■ Records:
==================================================

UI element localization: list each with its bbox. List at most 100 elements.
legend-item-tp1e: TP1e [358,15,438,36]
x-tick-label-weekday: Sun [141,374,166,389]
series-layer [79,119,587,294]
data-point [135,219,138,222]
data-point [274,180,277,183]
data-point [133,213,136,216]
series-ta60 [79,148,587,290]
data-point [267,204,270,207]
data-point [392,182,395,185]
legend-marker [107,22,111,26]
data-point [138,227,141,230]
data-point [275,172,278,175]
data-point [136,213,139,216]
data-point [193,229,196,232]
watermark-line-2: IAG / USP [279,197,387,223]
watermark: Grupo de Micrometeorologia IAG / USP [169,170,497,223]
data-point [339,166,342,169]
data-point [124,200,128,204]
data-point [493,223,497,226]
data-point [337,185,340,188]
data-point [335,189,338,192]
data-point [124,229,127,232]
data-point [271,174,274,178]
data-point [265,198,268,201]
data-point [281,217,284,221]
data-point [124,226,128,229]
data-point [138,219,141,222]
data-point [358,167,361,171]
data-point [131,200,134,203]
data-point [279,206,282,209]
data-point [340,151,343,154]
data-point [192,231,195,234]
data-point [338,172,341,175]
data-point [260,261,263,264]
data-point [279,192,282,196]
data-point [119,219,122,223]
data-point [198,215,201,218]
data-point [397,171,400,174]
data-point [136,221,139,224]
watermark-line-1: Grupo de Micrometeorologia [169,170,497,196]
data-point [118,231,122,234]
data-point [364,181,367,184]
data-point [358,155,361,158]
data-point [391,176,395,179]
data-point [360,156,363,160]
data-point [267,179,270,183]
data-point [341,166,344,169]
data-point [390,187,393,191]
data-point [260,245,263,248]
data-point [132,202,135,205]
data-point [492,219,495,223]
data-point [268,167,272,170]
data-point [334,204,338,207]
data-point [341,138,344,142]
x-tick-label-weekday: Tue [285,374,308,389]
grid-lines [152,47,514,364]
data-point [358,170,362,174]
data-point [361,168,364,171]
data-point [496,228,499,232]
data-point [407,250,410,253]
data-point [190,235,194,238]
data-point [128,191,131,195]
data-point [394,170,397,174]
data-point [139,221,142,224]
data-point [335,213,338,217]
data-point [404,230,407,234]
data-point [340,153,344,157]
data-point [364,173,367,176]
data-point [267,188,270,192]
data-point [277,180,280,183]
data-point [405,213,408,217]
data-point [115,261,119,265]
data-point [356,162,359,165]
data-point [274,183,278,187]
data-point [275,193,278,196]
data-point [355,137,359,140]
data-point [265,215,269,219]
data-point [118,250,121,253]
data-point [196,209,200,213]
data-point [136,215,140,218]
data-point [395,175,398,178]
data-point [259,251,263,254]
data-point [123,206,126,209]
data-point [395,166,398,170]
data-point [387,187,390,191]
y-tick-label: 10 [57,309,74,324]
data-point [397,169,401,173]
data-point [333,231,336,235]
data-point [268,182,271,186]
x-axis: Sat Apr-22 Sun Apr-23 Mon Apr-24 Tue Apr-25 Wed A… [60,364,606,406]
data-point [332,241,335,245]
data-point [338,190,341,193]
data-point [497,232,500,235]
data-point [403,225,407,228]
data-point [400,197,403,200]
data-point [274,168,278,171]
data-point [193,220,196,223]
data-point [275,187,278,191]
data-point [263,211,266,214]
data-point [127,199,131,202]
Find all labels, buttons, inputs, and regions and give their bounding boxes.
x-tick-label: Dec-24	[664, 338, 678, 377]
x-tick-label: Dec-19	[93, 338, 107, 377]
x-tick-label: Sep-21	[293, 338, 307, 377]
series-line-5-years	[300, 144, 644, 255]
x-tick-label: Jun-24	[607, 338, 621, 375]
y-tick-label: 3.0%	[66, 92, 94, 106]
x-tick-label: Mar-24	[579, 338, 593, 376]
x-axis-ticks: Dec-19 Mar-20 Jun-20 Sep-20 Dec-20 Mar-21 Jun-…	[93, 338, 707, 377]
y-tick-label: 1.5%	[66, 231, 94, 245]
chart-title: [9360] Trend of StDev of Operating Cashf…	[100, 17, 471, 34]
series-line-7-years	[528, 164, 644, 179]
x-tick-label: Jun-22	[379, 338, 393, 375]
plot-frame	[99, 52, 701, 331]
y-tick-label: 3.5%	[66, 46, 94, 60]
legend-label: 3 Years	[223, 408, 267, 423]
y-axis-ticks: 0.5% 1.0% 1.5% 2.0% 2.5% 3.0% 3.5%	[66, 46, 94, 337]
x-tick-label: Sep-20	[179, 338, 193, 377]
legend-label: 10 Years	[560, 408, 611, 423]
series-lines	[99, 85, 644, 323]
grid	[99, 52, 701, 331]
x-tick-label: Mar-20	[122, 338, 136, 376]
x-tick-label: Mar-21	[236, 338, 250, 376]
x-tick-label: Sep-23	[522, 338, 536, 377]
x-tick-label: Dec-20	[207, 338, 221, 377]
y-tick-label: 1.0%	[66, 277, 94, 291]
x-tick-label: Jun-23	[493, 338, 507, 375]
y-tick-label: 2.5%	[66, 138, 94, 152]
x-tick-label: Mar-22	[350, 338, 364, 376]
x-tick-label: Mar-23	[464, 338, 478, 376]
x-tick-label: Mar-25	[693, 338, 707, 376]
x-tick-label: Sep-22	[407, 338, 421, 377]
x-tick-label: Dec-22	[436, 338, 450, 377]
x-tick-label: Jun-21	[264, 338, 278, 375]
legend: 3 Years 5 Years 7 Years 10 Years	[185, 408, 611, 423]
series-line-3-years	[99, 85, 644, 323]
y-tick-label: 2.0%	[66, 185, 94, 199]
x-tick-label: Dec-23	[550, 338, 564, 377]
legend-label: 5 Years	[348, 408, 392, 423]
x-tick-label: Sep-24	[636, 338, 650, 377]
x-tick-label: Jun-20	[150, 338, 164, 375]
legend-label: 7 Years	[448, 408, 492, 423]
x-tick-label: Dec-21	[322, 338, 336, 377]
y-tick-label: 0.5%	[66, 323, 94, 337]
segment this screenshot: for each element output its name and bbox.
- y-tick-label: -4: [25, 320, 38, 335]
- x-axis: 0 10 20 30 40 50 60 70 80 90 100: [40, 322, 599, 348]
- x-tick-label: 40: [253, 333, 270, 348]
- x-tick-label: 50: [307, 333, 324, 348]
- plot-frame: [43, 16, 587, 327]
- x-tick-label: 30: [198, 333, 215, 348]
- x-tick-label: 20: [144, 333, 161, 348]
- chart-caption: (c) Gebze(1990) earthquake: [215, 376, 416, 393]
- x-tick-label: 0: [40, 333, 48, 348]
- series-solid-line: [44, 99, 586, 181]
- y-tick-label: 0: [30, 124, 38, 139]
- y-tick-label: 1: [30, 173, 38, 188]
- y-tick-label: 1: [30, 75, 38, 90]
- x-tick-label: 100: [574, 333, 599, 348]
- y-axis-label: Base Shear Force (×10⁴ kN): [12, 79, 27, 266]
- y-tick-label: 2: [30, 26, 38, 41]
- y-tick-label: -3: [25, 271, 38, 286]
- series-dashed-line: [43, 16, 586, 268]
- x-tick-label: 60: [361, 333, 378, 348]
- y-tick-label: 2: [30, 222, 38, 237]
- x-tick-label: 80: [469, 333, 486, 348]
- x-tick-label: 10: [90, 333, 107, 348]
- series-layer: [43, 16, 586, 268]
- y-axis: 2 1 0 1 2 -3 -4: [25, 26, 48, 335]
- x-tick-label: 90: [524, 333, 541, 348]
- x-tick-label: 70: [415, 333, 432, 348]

==================================================

■ Aim of the task: Reproduce all of the entries above line for line, keeping every character unchanged.

■ Exercise result:
UI element localization: list each with its bbox. List at most 100 elements.
legend-item-tp1e: TP1e [358,15,438,36]
x-tick-label-weekday: Sun [141,374,166,389]
series-layer [79,119,587,294]
data-point [135,219,138,222]
data-point [274,180,277,183]
data-point [133,213,136,216]
series-ta60 [79,148,587,290]
data-point [267,204,270,207]
data-point [392,182,395,185]
legend-marker [107,22,111,26]
data-point [138,227,141,230]
data-point [275,172,278,175]
data-point [136,213,139,216]
data-point [193,229,196,232]
watermark-line-2: IAG / USP [279,197,387,223]
watermark: Grupo de Micrometeorologia IAG / USP [169,170,497,223]
data-point [339,166,342,169]
data-point [124,200,128,204]
data-point [493,223,497,226]
data-point [337,185,340,188]
data-point [335,189,338,192]
data-point [124,229,127,232]
data-point [271,174,274,178]
data-point [265,198,268,201]
data-point [281,217,284,221]
data-point [124,226,128,229]
data-point [138,219,141,222]
data-point [358,167,361,171]
data-point [131,200,134,203]
data-point [279,206,282,209]
data-point [340,151,343,154]
data-point [192,231,195,234]
data-point [338,172,341,175]
data-point [260,261,263,264]
data-point [279,192,282,196]
data-point [119,219,122,223]
data-point [198,215,201,218]
data-point [397,171,400,174]
data-point [136,221,139,224]
watermark-line-1: Grupo de Micrometeorologia [169,170,497,196]
data-point [118,231,122,234]
data-point [364,181,367,184]
data-point [358,155,361,158]
data-point [391,176,395,179]
data-point [360,156,363,160]
data-point [267,179,270,183]
data-point [341,166,344,169]
data-point [390,187,393,191]
data-point [260,245,263,248]
data-point [132,202,135,205]
data-point [492,219,495,223]
data-point [268,167,272,170]
data-point [334,204,338,207]
data-point [341,138,344,142]
x-tick-label-weekday: Tue [285,374,308,389]
grid-lines [152,47,514,364]
data-point [358,170,362,174]
data-point [361,168,364,171]
data-point [496,228,499,232]
data-point [407,250,410,253]
data-point [190,235,194,238]
data-point [128,191,131,195]
data-point [394,170,397,174]
data-point [139,221,142,224]
data-point [335,213,338,217]
data-point [404,230,407,234]
data-point [340,153,344,157]
data-point [364,173,367,176]
data-point [267,188,270,192]
data-point [277,180,280,183]
data-point [405,213,408,217]
data-point [115,261,119,265]
data-point [356,162,359,165]
data-point [274,183,278,187]
data-point [275,193,278,196]
data-point [355,137,359,140]
data-point [265,215,269,219]
data-point [118,250,121,253]
data-point [196,209,200,213]
data-point [136,215,140,218]
data-point [395,175,398,178]
data-point [259,251,263,254]
data-point [123,206,126,209]
data-point [395,166,398,170]
data-point [387,187,390,191]
y-tick-label: 10 [57,309,74,324]
data-point [397,169,401,173]
data-point [333,231,336,235]
data-point [268,182,271,186]
x-axis: Sat Apr-22 Sun Apr-23 Mon Apr-24 Tue Apr-25 Wed A… [60,364,606,406]
data-point [332,241,335,245]
data-point [338,190,341,193]
data-point [497,232,500,235]
data-point [403,225,407,228]
data-point [400,197,403,200]
data-point [274,168,278,171]
data-point [193,220,196,223]
data-point [275,187,278,191]
data-point [263,211,266,214]
data-point [127,199,131,202]
Find all labels, buttons, inputs, and regions and give their bounding boxes.
x-tick-label: Dec-24	[664, 338, 678, 377]
x-tick-label: Dec-19	[93, 338, 107, 377]
x-tick-label: Sep-21	[293, 338, 307, 377]
series-line-5-years	[300, 144, 644, 255]
x-tick-label: Jun-24	[607, 338, 621, 375]
y-tick-label: 3.0%	[66, 92, 94, 106]
x-tick-label: Mar-24	[579, 338, 593, 376]
x-axis-ticks: Dec-19 Mar-20 Jun-20 Sep-20 Dec-20 Mar-21 Jun-…	[93, 338, 707, 377]
y-tick-label: 1.5%	[66, 231, 94, 245]
chart-title: [9360] Trend of StDev of Operating Cashf…	[100, 17, 471, 34]
series-line-7-years	[528, 164, 644, 179]
x-tick-label: Jun-22	[379, 338, 393, 375]
plot-frame	[99, 52, 701, 331]
y-tick-label: 3.5%	[66, 46, 94, 60]
legend-label: 3 Years	[223, 408, 267, 423]
y-axis-ticks: 0.5% 1.0% 1.5% 2.0% 2.5% 3.0% 3.5%	[66, 46, 94, 337]
x-tick-label: Sep-20	[179, 338, 193, 377]
legend-label: 10 Years	[560, 408, 611, 423]
series-lines	[99, 85, 644, 323]
grid	[99, 52, 701, 331]
x-tick-label: Mar-20	[122, 338, 136, 376]
x-tick-label: Mar-21	[236, 338, 250, 376]
x-tick-label: Sep-23	[522, 338, 536, 377]
x-tick-label: Dec-20	[207, 338, 221, 377]
y-tick-label: 1.0%	[66, 277, 94, 291]
x-tick-label: Jun-23	[493, 338, 507, 375]
y-tick-label: 2.5%	[66, 138, 94, 152]
x-tick-label: Mar-22	[350, 338, 364, 376]
x-tick-label: Mar-23	[464, 338, 478, 376]
x-tick-label: Mar-25	[693, 338, 707, 376]
x-tick-label: Sep-22	[407, 338, 421, 377]
x-tick-label: Dec-22	[436, 338, 450, 377]
x-tick-label: Jun-21	[264, 338, 278, 375]
legend: 3 Years 5 Years 7 Years 10 Years	[185, 408, 611, 423]
series-line-3-years	[99, 85, 644, 323]
y-tick-label: 2.0%	[66, 185, 94, 199]
x-tick-label: Dec-23	[550, 338, 564, 377]
legend-label: 5 Years	[348, 408, 392, 423]
x-tick-label: Sep-24	[636, 338, 650, 377]
x-tick-label: Jun-20	[150, 338, 164, 375]
legend-label: 7 Years	[448, 408, 492, 423]
x-tick-label: Dec-21	[322, 338, 336, 377]
y-tick-label: 0.5%	[66, 323, 94, 337]
segment this screenshot: for each element output its name and bbox.
- y-tick-label: -4: [25, 320, 38, 335]
- x-axis: 0 10 20 30 40 50 60 70 80 90 100: [40, 322, 599, 348]
- x-tick-label: 40: [253, 333, 270, 348]
- x-tick-label: 50: [307, 333, 324, 348]
- plot-frame: [43, 16, 587, 327]
- x-tick-label: 30: [198, 333, 215, 348]
- x-tick-label: 20: [144, 333, 161, 348]
- chart-caption: (c) Gebze(1990) earthquake: [215, 376, 416, 393]
- x-tick-label: 0: [40, 333, 48, 348]
- series-solid-line: [44, 99, 586, 181]
- y-tick-label: 0: [30, 124, 38, 139]
- y-tick-label: 1: [30, 173, 38, 188]
- y-tick-label: 1: [30, 75, 38, 90]
- x-tick-label: 100: [574, 333, 599, 348]
- y-axis-label: Base Shear Force (×10⁴ kN): [12, 79, 27, 266]
- y-tick-label: 2: [30, 26, 38, 41]
- y-tick-label: -3: [25, 271, 38, 286]
- series-dashed-line: [43, 16, 586, 268]
- x-tick-label: 60: [361, 333, 378, 348]
- y-tick-label: 2: [30, 222, 38, 237]
- x-tick-label: 80: [469, 333, 486, 348]
- x-tick-label: 10: [90, 333, 107, 348]
- series-layer: [43, 16, 586, 268]
- y-axis: 2 1 0 1 2 -3 -4: [25, 26, 48, 335]
- x-tick-label: 90: [524, 333, 541, 348]
- x-tick-label: 70: [415, 333, 432, 348]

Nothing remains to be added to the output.